— Begin Records to use —
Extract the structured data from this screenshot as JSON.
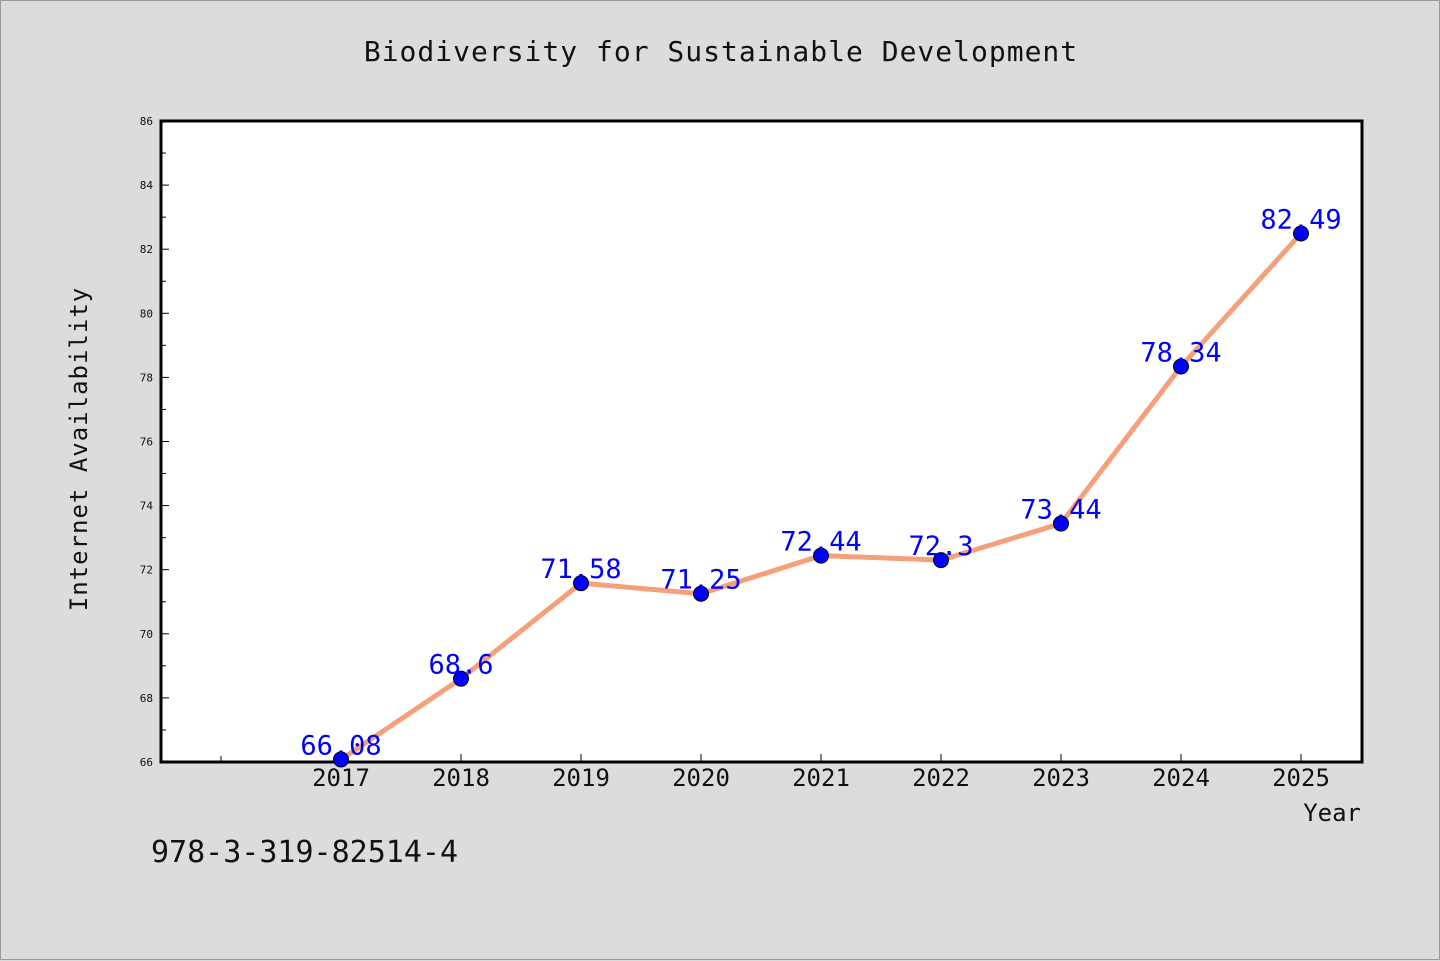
{
  "chart_data": {
    "type": "line",
    "title": "Biodiversity for Sustainable Development",
    "xlabel": "Year",
    "ylabel": "Internet Availability",
    "categories": [
      "2017",
      "2018",
      "2019",
      "2020",
      "2021",
      "2022",
      "2023",
      "2024",
      "2025"
    ],
    "series": [
      {
        "values": [
          66.08,
          68.6,
          71.58,
          71.25,
          72.44,
          72.3,
          73.44,
          78.34,
          82.49
        ],
        "labels": [
          "66.08",
          "68.6",
          "71.58",
          "71.25",
          "72.44",
          "72.3",
          "73.44",
          "78.34",
          "82.49"
        ]
      }
    ],
    "ylim": [
      66,
      86
    ],
    "yticks": [
      "66",
      "68",
      "70",
      "72",
      "74",
      "76",
      "78",
      "80",
      "82",
      "84",
      "86"
    ],
    "grid": false,
    "line_color": "#f4a07a",
    "marker_color": "#0000ff",
    "label_color": "#0000ff"
  },
  "footer": {
    "isbn": "978-3-319-82514-4"
  }
}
— End Records to use —
**Problem to solve**
Do not include images; quote all of the entries above exactly.

**Written answer**
Extract the structured data from this screenshot as JSON.
{
  "chart_data": {
    "type": "line",
    "title": "Biodiversity for Sustainable Development",
    "xlabel": "Year",
    "ylabel": "Internet Availability",
    "categories": [
      "2017",
      "2018",
      "2019",
      "2020",
      "2021",
      "2022",
      "2023",
      "2024",
      "2025"
    ],
    "series": [
      {
        "values": [
          66.08,
          68.6,
          71.58,
          71.25,
          72.44,
          72.3,
          73.44,
          78.34,
          82.49
        ],
        "labels": [
          "66.08",
          "68.6",
          "71.58",
          "71.25",
          "72.44",
          "72.3",
          "73.44",
          "78.34",
          "82.49"
        ]
      }
    ],
    "ylim": [
      66,
      86
    ],
    "yticks": [
      "66",
      "68",
      "70",
      "72",
      "74",
      "76",
      "78",
      "80",
      "82",
      "84",
      "86"
    ],
    "grid": false,
    "line_color": "#f4a07a",
    "marker_color": "#0000ff",
    "label_color": "#0000ff"
  },
  "footer": {
    "isbn": "978-3-319-82514-4"
  }
}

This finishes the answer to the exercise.